**Short exercise**
Copy the lines holding the word "товаров", all of them.
** Start Source material **
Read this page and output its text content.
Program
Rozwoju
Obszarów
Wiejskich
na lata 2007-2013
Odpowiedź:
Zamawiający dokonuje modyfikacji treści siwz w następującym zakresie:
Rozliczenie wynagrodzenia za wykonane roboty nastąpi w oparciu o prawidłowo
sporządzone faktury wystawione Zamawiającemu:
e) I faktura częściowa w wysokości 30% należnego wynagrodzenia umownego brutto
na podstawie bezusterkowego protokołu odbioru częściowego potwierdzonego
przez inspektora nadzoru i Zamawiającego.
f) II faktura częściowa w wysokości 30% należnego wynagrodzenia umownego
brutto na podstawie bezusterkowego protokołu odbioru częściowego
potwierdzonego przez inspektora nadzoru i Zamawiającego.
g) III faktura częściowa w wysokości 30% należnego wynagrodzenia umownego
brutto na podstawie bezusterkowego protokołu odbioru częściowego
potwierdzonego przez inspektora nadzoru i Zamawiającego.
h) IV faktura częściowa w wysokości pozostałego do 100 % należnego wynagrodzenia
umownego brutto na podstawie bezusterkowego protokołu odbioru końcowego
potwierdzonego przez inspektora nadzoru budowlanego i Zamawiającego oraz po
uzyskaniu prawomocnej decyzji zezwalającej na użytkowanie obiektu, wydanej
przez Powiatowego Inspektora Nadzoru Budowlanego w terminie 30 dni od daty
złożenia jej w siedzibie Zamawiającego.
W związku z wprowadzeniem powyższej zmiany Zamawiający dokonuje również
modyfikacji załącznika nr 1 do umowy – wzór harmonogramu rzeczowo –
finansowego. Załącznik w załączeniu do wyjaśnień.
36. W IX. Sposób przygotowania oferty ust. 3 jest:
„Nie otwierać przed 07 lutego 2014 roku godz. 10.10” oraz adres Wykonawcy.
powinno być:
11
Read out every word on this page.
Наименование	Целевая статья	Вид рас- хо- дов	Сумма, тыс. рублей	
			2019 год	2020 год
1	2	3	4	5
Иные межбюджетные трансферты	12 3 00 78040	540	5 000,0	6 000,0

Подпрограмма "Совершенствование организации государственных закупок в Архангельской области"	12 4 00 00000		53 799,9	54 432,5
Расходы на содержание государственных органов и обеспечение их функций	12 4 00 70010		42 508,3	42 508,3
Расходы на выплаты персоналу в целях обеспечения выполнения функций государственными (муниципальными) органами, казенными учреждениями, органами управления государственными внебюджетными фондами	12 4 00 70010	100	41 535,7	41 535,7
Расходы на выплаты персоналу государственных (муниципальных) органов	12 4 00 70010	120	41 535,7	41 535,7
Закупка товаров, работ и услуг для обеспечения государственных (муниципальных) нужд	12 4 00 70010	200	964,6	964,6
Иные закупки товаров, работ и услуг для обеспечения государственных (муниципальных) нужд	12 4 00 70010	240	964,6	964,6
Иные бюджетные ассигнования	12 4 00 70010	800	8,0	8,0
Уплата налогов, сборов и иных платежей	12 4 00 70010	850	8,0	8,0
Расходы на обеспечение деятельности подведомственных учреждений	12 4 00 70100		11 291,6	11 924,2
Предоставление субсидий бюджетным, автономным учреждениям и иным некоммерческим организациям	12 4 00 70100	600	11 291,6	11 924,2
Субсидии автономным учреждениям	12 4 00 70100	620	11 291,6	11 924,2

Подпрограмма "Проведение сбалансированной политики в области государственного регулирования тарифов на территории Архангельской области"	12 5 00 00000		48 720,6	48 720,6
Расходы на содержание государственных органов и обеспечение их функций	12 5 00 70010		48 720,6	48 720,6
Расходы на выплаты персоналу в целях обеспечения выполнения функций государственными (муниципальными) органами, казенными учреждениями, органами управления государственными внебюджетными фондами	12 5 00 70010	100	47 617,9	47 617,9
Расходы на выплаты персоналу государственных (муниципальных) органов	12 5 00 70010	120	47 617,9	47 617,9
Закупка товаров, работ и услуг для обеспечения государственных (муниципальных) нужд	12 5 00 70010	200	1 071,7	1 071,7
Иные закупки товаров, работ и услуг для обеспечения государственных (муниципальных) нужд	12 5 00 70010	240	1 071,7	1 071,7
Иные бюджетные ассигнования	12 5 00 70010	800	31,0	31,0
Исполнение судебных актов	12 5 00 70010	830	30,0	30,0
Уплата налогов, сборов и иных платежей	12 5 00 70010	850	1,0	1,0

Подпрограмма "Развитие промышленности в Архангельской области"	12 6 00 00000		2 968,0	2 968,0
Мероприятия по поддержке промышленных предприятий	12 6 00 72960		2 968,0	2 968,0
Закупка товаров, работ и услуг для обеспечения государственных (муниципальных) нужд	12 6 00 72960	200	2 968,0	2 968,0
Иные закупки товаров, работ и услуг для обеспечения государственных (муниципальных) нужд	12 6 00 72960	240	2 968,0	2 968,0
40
** End Source material **
**The result**
Закупка товаров, работ и услуг для обеспечения государственных (муниципальных) нужд	12 4 00 70010	200	964,6	964,6
Иные закупки товаров, работ и услуг для обеспечения государственных (муниципальных) нужд	12 4 00 70010	240	964,6	964,6
Закупка товаров, работ и услуг для обеспечения государственных (муниципальных) нужд	12 5 00 70010	200	1 071,7	1 071,7
Иные закупки товаров, работ и услуг для обеспечения государственных (муниципальных) нужд	12 5 00 70010	240	1 071,7	1 071,7
Закупка товаров, работ и услуг для обеспечения государственных (муниципальных) нужд	12 6 00 72960	200	2 968,0	2 968,0
Иные закупки товаров, работ и услуг для обеспечения государственных (муниципальных) нужд	12 6 00 72960	240	2 968,0	2 968,0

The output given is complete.